Task details:
Copy out each line of the material below that holds the string "Card".

═════ Material for this task

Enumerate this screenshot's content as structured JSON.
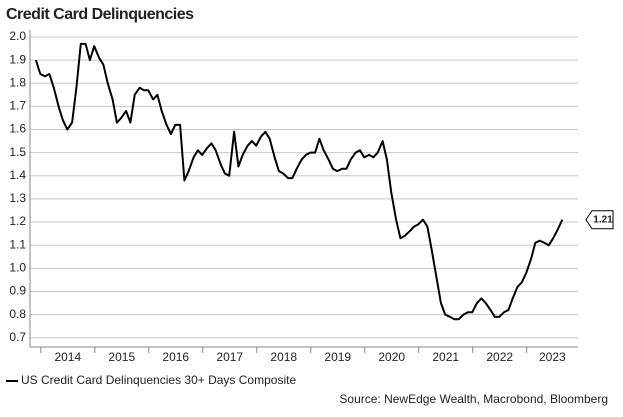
{
  "chart_data": {
    "type": "line",
    "title": "Credit Card Delinquencies",
    "source": "Source: NewEdge Wealth, Macrobond, Bloomberg",
    "xlim": [
      2013.8,
      2023.95
    ],
    "xticks": [
      2014,
      2015,
      2016,
      2017,
      2018,
      2019,
      2020,
      2021,
      2022,
      2023
    ],
    "ylim": [
      0.66,
      2.03
    ],
    "yticks": [
      {
        "value": 2,
        "label": "2.0"
      },
      1.9,
      1.8,
      1.7,
      1.6,
      1.5,
      1.4,
      1.3,
      1.2,
      1.1,
      {
        "value": 1,
        "label": "1.0"
      },
      0.9,
      0.8,
      0.7
    ],
    "grid": true,
    "legend": "bottom-left",
    "x": [
      2013.91,
      2013.99,
      2014.08,
      2014.16,
      2014.24,
      2014.33,
      2014.41,
      2014.49,
      2014.58,
      2014.66,
      2014.74,
      2014.83,
      2014.91,
      2014.99,
      2015.08,
      2015.16,
      2015.24,
      2015.33,
      2015.41,
      2015.49,
      2015.58,
      2015.66,
      2015.74,
      2015.83,
      2015.91,
      2015.99,
      2016.08,
      2016.16,
      2016.24,
      2016.33,
      2016.41,
      2016.49,
      2016.58,
      2016.66,
      2016.74,
      2016.83,
      2016.91,
      2016.99,
      2017.08,
      2017.16,
      2017.24,
      2017.33,
      2017.41,
      2017.49,
      2017.58,
      2017.66,
      2017.74,
      2017.83,
      2017.91,
      2017.99,
      2018.08,
      2018.16,
      2018.24,
      2018.33,
      2018.41,
      2018.49,
      2018.58,
      2018.66,
      2018.74,
      2018.83,
      2018.91,
      2018.99,
      2019.08,
      2019.16,
      2019.24,
      2019.33,
      2019.41,
      2019.49,
      2019.58,
      2019.66,
      2019.74,
      2019.83,
      2019.91,
      2019.99,
      2020.08,
      2020.16,
      2020.24,
      2020.33,
      2020.41,
      2020.49,
      2020.58,
      2020.66,
      2020.74,
      2020.83,
      2020.91,
      2020.99,
      2021.08,
      2021.16,
      2021.24,
      2021.33,
      2021.41,
      2021.49,
      2021.58,
      2021.66,
      2021.74,
      2021.83,
      2021.91,
      2021.99,
      2022.08,
      2022.16,
      2022.24,
      2022.33,
      2022.41,
      2022.49,
      2022.58,
      2022.66,
      2022.74,
      2022.83,
      2022.91,
      2022.99,
      2023.08,
      2023.16,
      2023.24,
      2023.33,
      2023.41,
      2023.49,
      2023.58,
      2023.66
    ],
    "series": [
      {
        "name": "US Credit Card Delinquencies 30+ Days Composite",
        "color": "#000000",
        "values": [
          1.9,
          1.84,
          1.83,
          1.84,
          1.78,
          1.7,
          1.64,
          1.6,
          1.63,
          1.78,
          1.97,
          1.97,
          1.9,
          1.96,
          1.91,
          1.88,
          1.8,
          1.73,
          1.63,
          1.65,
          1.68,
          1.63,
          1.75,
          1.78,
          1.77,
          1.77,
          1.73,
          1.75,
          1.68,
          1.62,
          1.58,
          1.62,
          1.62,
          1.38,
          1.42,
          1.48,
          1.51,
          1.49,
          1.52,
          1.54,
          1.51,
          1.45,
          1.41,
          1.4,
          1.59,
          1.44,
          1.49,
          1.53,
          1.55,
          1.53,
          1.57,
          1.59,
          1.56,
          1.48,
          1.42,
          1.41,
          1.39,
          1.39,
          1.43,
          1.47,
          1.49,
          1.5,
          1.5,
          1.56,
          1.51,
          1.47,
          1.43,
          1.42,
          1.43,
          1.43,
          1.47,
          1.5,
          1.51,
          1.48,
          1.49,
          1.48,
          1.5,
          1.55,
          1.47,
          1.33,
          1.21,
          1.13,
          1.14,
          1.16,
          1.18,
          1.19,
          1.21,
          1.18,
          1.08,
          0.96,
          0.85,
          0.8,
          0.79,
          0.78,
          0.78,
          0.8,
          0.81,
          0.81,
          0.85,
          0.87,
          0.85,
          0.82,
          0.79,
          0.79,
          0.81,
          0.82,
          0.87,
          0.92,
          0.94,
          0.98,
          1.04,
          1.11,
          1.12,
          1.11,
          1.1,
          1.13,
          1.17,
          1.21
        ]
      }
    ]
  }
}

══════════

Response to the task:
    "title": "Credit Card Delinquencies",
        "name": "US Credit Card Delinquencies 30+ Days Composite",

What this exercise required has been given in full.